▸ Written request
Write out again only the lines between the one with "Extract all readable text from this page." and the end of the records below, both ends counted, and don't include the pictures.

▸ Input records
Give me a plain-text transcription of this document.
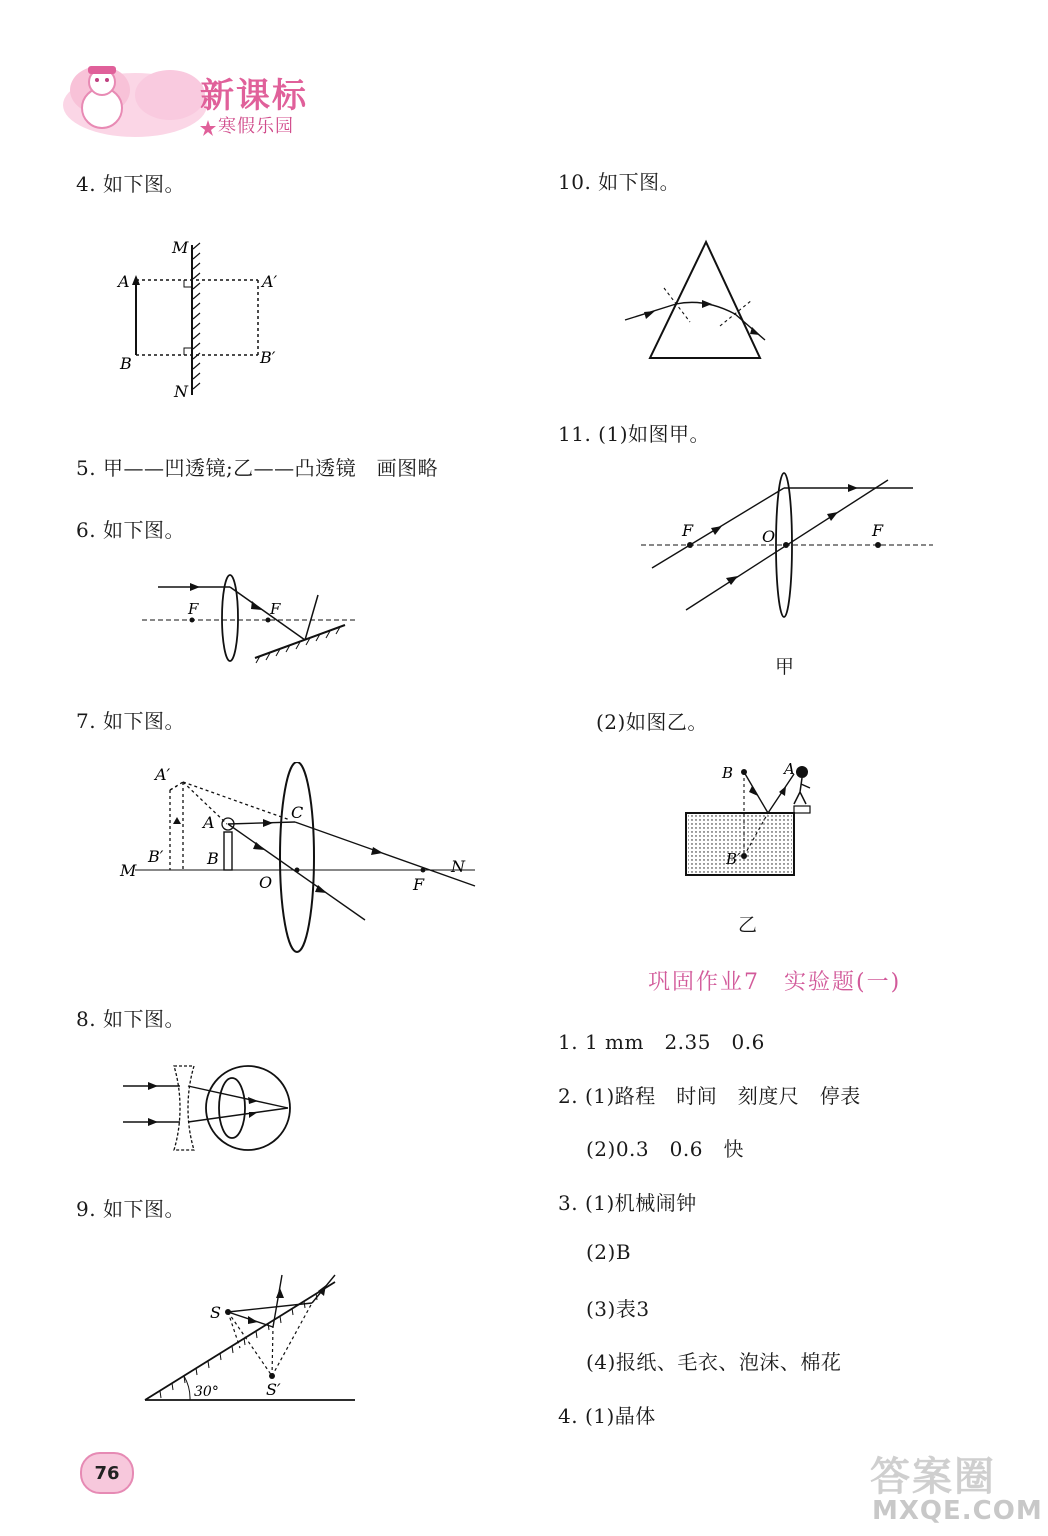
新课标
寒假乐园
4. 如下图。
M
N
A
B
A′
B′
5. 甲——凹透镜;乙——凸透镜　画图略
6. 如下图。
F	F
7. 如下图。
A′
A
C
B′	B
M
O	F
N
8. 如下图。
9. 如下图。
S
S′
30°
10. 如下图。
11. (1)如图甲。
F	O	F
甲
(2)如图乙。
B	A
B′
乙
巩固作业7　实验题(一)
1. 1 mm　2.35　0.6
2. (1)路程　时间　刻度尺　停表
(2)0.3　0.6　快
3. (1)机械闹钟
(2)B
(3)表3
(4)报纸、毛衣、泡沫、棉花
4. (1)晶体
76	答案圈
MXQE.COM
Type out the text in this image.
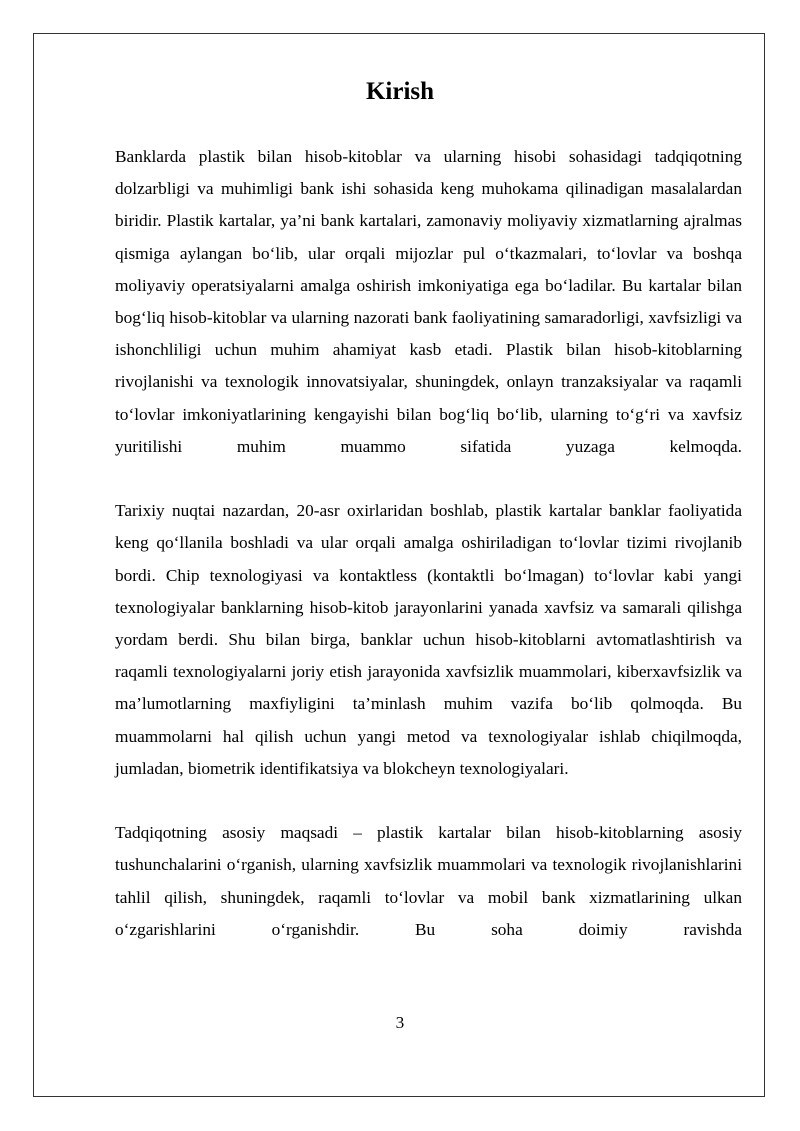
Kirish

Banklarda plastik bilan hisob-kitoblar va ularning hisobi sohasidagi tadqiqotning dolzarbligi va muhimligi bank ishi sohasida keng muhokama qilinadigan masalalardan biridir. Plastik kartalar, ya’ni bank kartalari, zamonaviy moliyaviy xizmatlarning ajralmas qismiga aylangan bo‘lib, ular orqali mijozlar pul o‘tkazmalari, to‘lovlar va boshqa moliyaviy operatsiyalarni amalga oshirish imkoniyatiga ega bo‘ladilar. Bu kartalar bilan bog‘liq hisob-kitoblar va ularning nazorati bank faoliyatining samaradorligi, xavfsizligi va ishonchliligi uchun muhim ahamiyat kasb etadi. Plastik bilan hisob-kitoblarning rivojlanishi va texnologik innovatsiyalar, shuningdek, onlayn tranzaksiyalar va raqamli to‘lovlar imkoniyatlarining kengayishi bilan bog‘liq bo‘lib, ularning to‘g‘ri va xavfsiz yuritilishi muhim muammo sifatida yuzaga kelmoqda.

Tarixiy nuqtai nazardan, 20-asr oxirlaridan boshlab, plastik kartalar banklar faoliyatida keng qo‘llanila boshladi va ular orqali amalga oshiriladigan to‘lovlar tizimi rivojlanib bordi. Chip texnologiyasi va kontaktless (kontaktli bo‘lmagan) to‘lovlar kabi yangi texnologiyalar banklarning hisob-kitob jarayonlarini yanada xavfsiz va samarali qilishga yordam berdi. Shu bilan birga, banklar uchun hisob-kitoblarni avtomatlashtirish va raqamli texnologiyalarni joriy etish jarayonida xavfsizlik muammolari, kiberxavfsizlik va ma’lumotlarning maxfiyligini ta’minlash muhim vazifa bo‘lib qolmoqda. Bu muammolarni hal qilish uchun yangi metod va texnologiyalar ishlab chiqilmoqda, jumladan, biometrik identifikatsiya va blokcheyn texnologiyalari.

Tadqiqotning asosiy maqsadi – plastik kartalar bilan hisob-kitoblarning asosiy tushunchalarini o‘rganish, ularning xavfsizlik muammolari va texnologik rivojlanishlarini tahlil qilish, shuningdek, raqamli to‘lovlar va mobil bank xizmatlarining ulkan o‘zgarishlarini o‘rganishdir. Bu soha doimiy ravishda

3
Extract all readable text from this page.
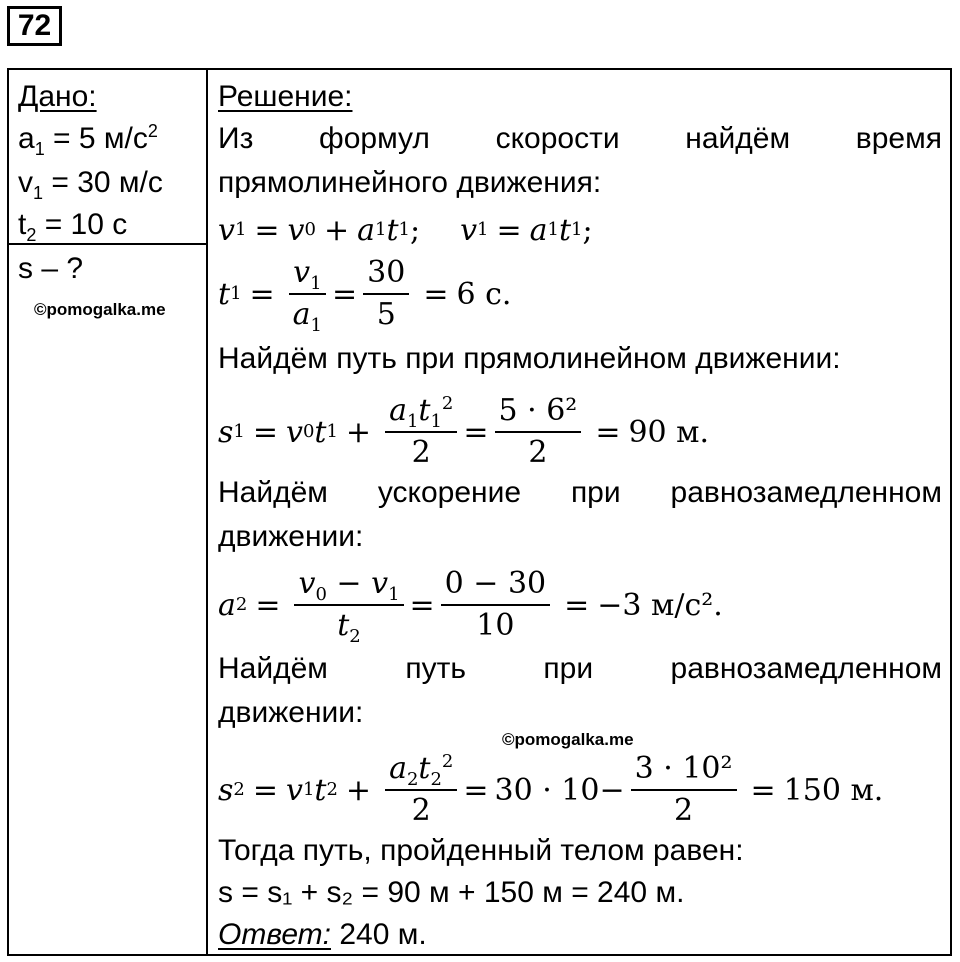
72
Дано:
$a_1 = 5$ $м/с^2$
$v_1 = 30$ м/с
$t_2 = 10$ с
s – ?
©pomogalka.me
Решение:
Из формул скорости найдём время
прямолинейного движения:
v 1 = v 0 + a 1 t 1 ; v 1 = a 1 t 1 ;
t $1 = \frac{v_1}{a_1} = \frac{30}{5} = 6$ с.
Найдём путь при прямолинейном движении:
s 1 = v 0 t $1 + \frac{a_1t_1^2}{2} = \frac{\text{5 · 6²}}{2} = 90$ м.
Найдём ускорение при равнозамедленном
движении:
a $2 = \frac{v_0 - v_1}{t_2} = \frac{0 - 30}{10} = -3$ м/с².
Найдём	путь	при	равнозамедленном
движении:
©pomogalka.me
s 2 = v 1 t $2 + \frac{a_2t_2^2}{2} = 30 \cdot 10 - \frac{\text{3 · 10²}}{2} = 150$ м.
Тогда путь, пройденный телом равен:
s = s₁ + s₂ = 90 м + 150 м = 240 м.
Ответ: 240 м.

▸ Result for this exercise
Extract all readable text from this page.
72
Дано:
$a_1 = 5$ $м/с^2$
$v_1 = 30$ м/с
$t_2 = 10$ с
s – ?
©pomogalka.me
Решение:
Из формул скорости найдём время
прямолинейного движения:
v 1 = v 0 + a 1 t 1 ; v 1 = a 1 t 1 ;
t $1 = \frac{v_1}{a_1} = \frac{30}{5} = 6$ с.
Найдём путь при прямолинейном движении:
s 1 = v 0 t $1 + \frac{a_1t_1^2}{2} = \frac{\text{5 · 6²}}{2} = 90$ м.
Найдём ускорение при равнозамедленном
движении:
a $2 = \frac{v_0 - v_1}{t_2} = \frac{0 - 30}{10} = -3$ м/с².
Найдём	путь	при	равнозамедленном
движении:
©pomogalka.me
s 2 = v 1 t $2 + \frac{a_2t_2^2}{2} = 30 \cdot 10 - \frac{\text{3 · 10²}}{2} = 150$ м.
Тогда путь, пройденный телом равен:
s = s₁ + s₂ = 90 м + 150 м = 240 м.
Ответ: 240 м.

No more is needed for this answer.